**Task item:** The required output is every entry below, copied exactly.

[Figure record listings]
• • • •
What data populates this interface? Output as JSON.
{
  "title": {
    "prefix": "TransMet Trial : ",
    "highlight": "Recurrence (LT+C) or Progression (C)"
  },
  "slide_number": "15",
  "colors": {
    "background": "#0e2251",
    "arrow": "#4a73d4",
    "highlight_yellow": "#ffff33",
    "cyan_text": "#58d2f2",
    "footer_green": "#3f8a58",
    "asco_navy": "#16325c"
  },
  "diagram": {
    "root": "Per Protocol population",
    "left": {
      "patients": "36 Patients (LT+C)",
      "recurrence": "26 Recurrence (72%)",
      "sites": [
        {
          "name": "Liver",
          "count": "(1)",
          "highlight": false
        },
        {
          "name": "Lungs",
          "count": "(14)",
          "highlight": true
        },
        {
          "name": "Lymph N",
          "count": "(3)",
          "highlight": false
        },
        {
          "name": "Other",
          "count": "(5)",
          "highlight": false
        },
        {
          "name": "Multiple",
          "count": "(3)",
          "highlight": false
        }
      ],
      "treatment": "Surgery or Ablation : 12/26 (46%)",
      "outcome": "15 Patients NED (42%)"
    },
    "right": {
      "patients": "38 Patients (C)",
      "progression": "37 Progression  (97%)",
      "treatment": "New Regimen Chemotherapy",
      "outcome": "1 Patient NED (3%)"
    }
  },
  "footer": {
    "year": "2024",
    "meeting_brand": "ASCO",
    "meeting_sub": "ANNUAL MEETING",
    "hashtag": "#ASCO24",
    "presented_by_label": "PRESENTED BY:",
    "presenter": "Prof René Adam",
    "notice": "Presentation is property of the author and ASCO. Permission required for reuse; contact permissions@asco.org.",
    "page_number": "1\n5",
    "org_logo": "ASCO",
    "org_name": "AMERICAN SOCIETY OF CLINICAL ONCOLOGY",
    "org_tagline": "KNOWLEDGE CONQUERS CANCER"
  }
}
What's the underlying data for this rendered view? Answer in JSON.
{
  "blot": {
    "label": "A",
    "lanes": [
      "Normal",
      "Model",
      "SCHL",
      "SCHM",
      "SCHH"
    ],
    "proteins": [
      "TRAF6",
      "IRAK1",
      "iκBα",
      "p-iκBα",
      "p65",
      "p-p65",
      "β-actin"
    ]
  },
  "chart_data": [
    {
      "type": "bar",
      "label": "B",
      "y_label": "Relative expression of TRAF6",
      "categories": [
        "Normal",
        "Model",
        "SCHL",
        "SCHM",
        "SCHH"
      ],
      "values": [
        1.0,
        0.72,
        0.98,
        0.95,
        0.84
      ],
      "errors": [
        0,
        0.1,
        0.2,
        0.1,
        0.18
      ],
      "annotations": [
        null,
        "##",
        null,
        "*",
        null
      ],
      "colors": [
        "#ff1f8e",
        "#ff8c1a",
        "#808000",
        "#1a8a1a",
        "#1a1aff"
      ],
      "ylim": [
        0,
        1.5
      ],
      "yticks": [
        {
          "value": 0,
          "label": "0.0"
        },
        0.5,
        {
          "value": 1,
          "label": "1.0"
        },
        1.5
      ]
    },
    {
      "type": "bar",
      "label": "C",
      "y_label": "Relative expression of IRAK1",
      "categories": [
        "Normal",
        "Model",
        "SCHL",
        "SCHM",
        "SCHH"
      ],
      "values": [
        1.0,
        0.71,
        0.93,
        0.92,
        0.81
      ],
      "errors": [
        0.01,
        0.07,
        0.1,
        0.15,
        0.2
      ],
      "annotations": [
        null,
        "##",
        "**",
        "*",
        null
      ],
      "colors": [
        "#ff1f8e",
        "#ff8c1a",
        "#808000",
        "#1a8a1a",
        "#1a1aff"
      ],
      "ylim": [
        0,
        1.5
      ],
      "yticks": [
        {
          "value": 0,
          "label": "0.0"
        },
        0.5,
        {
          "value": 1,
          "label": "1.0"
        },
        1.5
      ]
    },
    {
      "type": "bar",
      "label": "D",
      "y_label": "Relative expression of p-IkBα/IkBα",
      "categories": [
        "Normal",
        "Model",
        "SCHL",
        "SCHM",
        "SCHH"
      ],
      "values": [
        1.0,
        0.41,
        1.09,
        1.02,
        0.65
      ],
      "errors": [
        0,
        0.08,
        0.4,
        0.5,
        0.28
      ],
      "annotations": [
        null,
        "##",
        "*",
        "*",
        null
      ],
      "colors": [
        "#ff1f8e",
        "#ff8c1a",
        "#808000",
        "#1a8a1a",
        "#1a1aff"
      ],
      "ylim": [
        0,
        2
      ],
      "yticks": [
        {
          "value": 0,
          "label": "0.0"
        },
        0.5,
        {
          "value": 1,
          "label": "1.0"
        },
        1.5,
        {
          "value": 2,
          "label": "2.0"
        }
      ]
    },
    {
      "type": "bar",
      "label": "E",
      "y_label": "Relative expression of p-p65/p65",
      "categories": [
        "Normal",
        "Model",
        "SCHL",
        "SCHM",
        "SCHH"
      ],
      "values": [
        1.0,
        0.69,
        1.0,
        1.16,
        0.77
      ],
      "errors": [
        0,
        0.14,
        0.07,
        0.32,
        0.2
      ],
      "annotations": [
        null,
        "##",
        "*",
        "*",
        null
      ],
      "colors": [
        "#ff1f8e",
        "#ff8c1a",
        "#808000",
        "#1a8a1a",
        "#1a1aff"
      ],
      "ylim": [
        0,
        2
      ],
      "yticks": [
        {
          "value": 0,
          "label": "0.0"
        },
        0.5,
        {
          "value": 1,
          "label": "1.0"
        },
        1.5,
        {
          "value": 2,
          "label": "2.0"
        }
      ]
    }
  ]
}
• • • •
**Task response:**
What data populates this interface? Output as JSON.
{
  "title": {
    "prefix": "TransMet Trial : ",
    "highlight": "Recurrence (LT+C) or Progression (C)"
  },
  "slide_number": "15",
  "colors": {
    "background": "#0e2251",
    "arrow": "#4a73d4",
    "highlight_yellow": "#ffff33",
    "cyan_text": "#58d2f2",
    "footer_green": "#3f8a58",
    "asco_navy": "#16325c"
  },
  "diagram": {
    "root": "Per Protocol population",
    "left": {
      "patients": "36 Patients (LT+C)",
      "recurrence": "26 Recurrence (72%)",
      "sites": [
        {
          "name": "Liver",
          "count": "(1)",
          "highlight": false
        },
        {
          "name": "Lungs",
          "count": "(14)",
          "highlight": true
        },
        {
          "name": "Lymph N",
          "count": "(3)",
          "highlight": false
        },
        {
          "name": "Other",
          "count": "(5)",
          "highlight": false
        },
        {
          "name": "Multiple",
          "count": "(3)",
          "highlight": false
        }
      ],
      "treatment": "Surgery or Ablation : 12/26 (46%)",
      "outcome": "15 Patients NED (42%)"
    },
    "right": {
      "patients": "38 Patients (C)",
      "progression": "37 Progression  (97%)",
      "treatment": "New Regimen Chemotherapy",
      "outcome": "1 Patient NED (3%)"
    }
  },
  "footer": {
    "year": "2024",
    "meeting_brand": "ASCO",
    "meeting_sub": "ANNUAL MEETING",
    "hashtag": "#ASCO24",
    "presented_by_label": "PRESENTED BY:",
    "presenter": "Prof René Adam",
    "notice": "Presentation is property of the author and ASCO. Permission required for reuse; contact permissions@asco.org.",
    "page_number": "1\n5",
    "org_logo": "ASCO",
    "org_name": "AMERICAN SOCIETY OF CLINICAL ONCOLOGY",
    "org_tagline": "KNOWLEDGE CONQUERS CANCER"
  }
}
What's the underlying data for this rendered view? Answer in JSON.
{
  "blot": {
    "label": "A",
    "lanes": [
      "Normal",
      "Model",
      "SCHL",
      "SCHM",
      "SCHH"
    ],
    "proteins": [
      "TRAF6",
      "IRAK1",
      "iκBα",
      "p-iκBα",
      "p65",
      "p-p65",
      "β-actin"
    ]
  },
  "chart_data": [
    {
      "type": "bar",
      "label": "B",
      "y_label": "Relative expression of TRAF6",
      "categories": [
        "Normal",
        "Model",
        "SCHL",
        "SCHM",
        "SCHH"
      ],
      "values": [
        1.0,
        0.72,
        0.98,
        0.95,
        0.84
      ],
      "errors": [
        0,
        0.1,
        0.2,
        0.1,
        0.18
      ],
      "annotations": [
        null,
        "##",
        null,
        "*",
        null
      ],
      "colors": [
        "#ff1f8e",
        "#ff8c1a",
        "#808000",
        "#1a8a1a",
        "#1a1aff"
      ],
      "ylim": [
        0,
        1.5
      ],
      "yticks": [
        {
          "value": 0,
          "label": "0.0"
        },
        0.5,
        {
          "value": 1,
          "label": "1.0"
        },
        1.5
      ]
    },
    {
      "type": "bar",
      "label": "C",
      "y_label": "Relative expression of IRAK1",
      "categories": [
        "Normal",
        "Model",
        "SCHL",
        "SCHM",
        "SCHH"
      ],
      "values": [
        1.0,
        0.71,
        0.93,
        0.92,
        0.81
      ],
      "errors": [
        0.01,
        0.07,
        0.1,
        0.15,
        0.2
      ],
      "annotations": [
        null,
        "##",
        "**",
        "*",
        null
      ],
      "colors": [
        "#ff1f8e",
        "#ff8c1a",
        "#808000",
        "#1a8a1a",
        "#1a1aff"
      ],
      "ylim": [
        0,
        1.5
      ],
      "yticks": [
        {
          "value": 0,
          "label": "0.0"
        },
        0.5,
        {
          "value": 1,
          "label": "1.0"
        },
        1.5
      ]
    },
    {
      "type": "bar",
      "label": "D",
      "y_label": "Relative expression of p-IkBα/IkBα",
      "categories": [
        "Normal",
        "Model",
        "SCHL",
        "SCHM",
        "SCHH"
      ],
      "values": [
        1.0,
        0.41,
        1.09,
        1.02,
        0.65
      ],
      "errors": [
        0,
        0.08,
        0.4,
        0.5,
        0.28
      ],
      "annotations": [
        null,
        "##",
        "*",
        "*",
        null
      ],
      "colors": [
        "#ff1f8e",
        "#ff8c1a",
        "#808000",
        "#1a8a1a",
        "#1a1aff"
      ],
      "ylim": [
        0,
        2
      ],
      "yticks": [
        {
          "value": 0,
          "label": "0.0"
        },
        0.5,
        {
          "value": 1,
          "label": "1.0"
        },
        1.5,
        {
          "value": 2,
          "label": "2.0"
        }
      ]
    },
    {
      "type": "bar",
      "label": "E",
      "y_label": "Relative expression of p-p65/p65",
      "categories": [
        "Normal",
        "Model",
        "SCHL",
        "SCHM",
        "SCHH"
      ],
      "values": [
        1.0,
        0.69,
        1.0,
        1.16,
        0.77
      ],
      "errors": [
        0,
        0.14,
        0.07,
        0.32,
        0.2
      ],
      "annotations": [
        null,
        "##",
        "*",
        "*",
        null
      ],
      "colors": [
        "#ff1f8e",
        "#ff8c1a",
        "#808000",
        "#1a8a1a",
        "#1a1aff"
      ],
      "ylim": [
        0,
        2
      ],
      "yticks": [
        {
          "value": 0,
          "label": "0.0"
        },
        0.5,
        {
          "value": 1,
          "label": "1.0"
        },
        1.5,
        {
          "value": 2,
          "label": "2.0"
        }
      ]
    }
  ]
}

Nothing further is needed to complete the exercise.